(Records excerpted from a collection)
** BEGIN **
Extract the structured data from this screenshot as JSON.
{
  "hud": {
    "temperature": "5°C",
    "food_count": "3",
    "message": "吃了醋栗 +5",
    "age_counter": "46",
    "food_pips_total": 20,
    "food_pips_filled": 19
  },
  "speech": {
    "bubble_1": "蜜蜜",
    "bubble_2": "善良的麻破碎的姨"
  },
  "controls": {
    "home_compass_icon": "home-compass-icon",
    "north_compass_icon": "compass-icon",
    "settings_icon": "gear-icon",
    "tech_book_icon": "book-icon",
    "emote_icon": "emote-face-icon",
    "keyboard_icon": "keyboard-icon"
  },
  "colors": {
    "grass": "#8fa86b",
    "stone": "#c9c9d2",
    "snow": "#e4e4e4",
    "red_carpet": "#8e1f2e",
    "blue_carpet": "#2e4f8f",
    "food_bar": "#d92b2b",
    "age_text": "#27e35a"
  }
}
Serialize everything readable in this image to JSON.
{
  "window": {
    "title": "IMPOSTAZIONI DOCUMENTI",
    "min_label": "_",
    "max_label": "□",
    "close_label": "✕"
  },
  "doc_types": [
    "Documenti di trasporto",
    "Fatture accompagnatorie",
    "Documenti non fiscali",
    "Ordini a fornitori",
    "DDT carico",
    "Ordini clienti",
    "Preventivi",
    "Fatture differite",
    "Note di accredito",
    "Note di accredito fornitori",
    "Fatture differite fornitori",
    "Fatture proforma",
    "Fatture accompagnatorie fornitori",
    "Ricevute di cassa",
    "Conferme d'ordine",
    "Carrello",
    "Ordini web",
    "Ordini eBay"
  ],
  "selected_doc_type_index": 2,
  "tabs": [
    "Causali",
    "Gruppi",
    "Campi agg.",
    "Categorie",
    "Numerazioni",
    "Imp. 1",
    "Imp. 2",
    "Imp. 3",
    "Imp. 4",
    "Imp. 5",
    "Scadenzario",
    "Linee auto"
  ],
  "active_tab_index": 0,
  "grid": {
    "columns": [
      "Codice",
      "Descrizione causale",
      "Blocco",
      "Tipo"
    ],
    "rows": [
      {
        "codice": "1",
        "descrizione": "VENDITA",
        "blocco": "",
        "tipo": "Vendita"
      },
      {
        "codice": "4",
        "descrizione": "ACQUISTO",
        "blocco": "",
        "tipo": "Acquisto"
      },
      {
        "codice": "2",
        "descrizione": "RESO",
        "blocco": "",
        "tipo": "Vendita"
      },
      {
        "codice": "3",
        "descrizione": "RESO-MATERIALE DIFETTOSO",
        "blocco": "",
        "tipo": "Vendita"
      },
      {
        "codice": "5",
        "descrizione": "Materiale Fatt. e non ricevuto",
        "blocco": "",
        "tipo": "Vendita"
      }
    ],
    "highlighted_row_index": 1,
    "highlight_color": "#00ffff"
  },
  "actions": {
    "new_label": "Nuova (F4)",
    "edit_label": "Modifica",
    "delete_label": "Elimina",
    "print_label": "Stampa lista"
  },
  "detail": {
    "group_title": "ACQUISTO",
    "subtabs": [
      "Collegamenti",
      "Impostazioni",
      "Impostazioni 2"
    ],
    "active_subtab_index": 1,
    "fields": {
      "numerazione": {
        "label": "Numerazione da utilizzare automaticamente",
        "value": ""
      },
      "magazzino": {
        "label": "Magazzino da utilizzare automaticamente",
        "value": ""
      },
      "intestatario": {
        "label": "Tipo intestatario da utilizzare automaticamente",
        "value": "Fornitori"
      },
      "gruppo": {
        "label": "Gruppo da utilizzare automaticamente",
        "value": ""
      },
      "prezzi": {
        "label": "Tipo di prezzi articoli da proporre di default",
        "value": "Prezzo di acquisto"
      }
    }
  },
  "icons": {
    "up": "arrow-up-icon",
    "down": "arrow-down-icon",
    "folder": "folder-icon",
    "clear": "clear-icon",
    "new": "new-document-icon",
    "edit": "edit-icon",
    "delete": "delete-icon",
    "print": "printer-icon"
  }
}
** END **
> **Your instructions**:
Extract every entry above as it appears.

> **Solution for this task**:
Extract the structured data from this screenshot as JSON.
{
  "hud": {
    "temperature": "5°C",
    "food_count": "3",
    "message": "吃了醋栗 +5",
    "age_counter": "46",
    "food_pips_total": 20,
    "food_pips_filled": 19
  },
  "speech": {
    "bubble_1": "蜜蜜",
    "bubble_2": "善良的麻破碎的姨"
  },
  "controls": {
    "home_compass_icon": "home-compass-icon",
    "north_compass_icon": "compass-icon",
    "settings_icon": "gear-icon",
    "tech_book_icon": "book-icon",
    "emote_icon": "emote-face-icon",
    "keyboard_icon": "keyboard-icon"
  },
  "colors": {
    "grass": "#8fa86b",
    "stone": "#c9c9d2",
    "snow": "#e4e4e4",
    "red_carpet": "#8e1f2e",
    "blue_carpet": "#2e4f8f",
    "food_bar": "#d92b2b",
    "age_text": "#27e35a"
  }
}
Serialize everything readable in this image to JSON.
{
  "window": {
    "title": "IMPOSTAZIONI DOCUMENTI",
    "min_label": "_",
    "max_label": "□",
    "close_label": "✕"
  },
  "doc_types": [
    "Documenti di trasporto",
    "Fatture accompagnatorie",
    "Documenti non fiscali",
    "Ordini a fornitori",
    "DDT carico",
    "Ordini clienti",
    "Preventivi",
    "Fatture differite",
    "Note di accredito",
    "Note di accredito fornitori",
    "Fatture differite fornitori",
    "Fatture proforma",
    "Fatture accompagnatorie fornitori",
    "Ricevute di cassa",
    "Conferme d'ordine",
    "Carrello",
    "Ordini web",
    "Ordini eBay"
  ],
  "selected_doc_type_index": 2,
  "tabs": [
    "Causali",
    "Gruppi",
    "Campi agg.",
    "Categorie",
    "Numerazioni",
    "Imp. 1",
    "Imp. 2",
    "Imp. 3",
    "Imp. 4",
    "Imp. 5",
    "Scadenzario",
    "Linee auto"
  ],
  "active_tab_index": 0,
  "grid": {
    "columns": [
      "Codice",
      "Descrizione causale",
      "Blocco",
      "Tipo"
    ],
    "rows": [
      {
        "codice": "1",
        "descrizione": "VENDITA",
        "blocco": "",
        "tipo": "Vendita"
      },
      {
        "codice": "4",
        "descrizione": "ACQUISTO",
        "blocco": "",
        "tipo": "Acquisto"
      },
      {
        "codice": "2",
        "descrizione": "RESO",
        "blocco": "",
        "tipo": "Vendita"
      },
      {
        "codice": "3",
        "descrizione": "RESO-MATERIALE DIFETTOSO",
        "blocco": "",
        "tipo": "Vendita"
      },
      {
        "codice": "5",
        "descrizione": "Materiale Fatt. e non ricevuto",
        "blocco": "",
        "tipo": "Vendita"
      }
    ],
    "highlighted_row_index": 1,
    "highlight_color": "#00ffff"
  },
  "actions": {
    "new_label": "Nuova (F4)",
    "edit_label": "Modifica",
    "delete_label": "Elimina",
    "print_label": "Stampa lista"
  },
  "detail": {
    "group_title": "ACQUISTO",
    "subtabs": [
      "Collegamenti",
      "Impostazioni",
      "Impostazioni 2"
    ],
    "active_subtab_index": 1,
    "fields": {
      "numerazione": {
        "label": "Numerazione da utilizzare automaticamente",
        "value": ""
      },
      "magazzino": {
        "label": "Magazzino da utilizzare automaticamente",
        "value": ""
      },
      "intestatario": {
        "label": "Tipo intestatario da utilizzare automaticamente",
        "value": "Fornitori"
      },
      "gruppo": {
        "label": "Gruppo da utilizzare automaticamente",
        "value": ""
      },
      "prezzi": {
        "label": "Tipo di prezzi articoli da proporre di default",
        "value": "Prezzo di acquisto"
      }
    }
  },
  "icons": {
    "up": "arrow-up-icon",
    "down": "arrow-down-icon",
    "folder": "folder-icon",
    "clear": "clear-icon",
    "new": "new-document-icon",
    "edit": "edit-icon",
    "delete": "delete-icon",
    "print": "printer-icon"
  }
}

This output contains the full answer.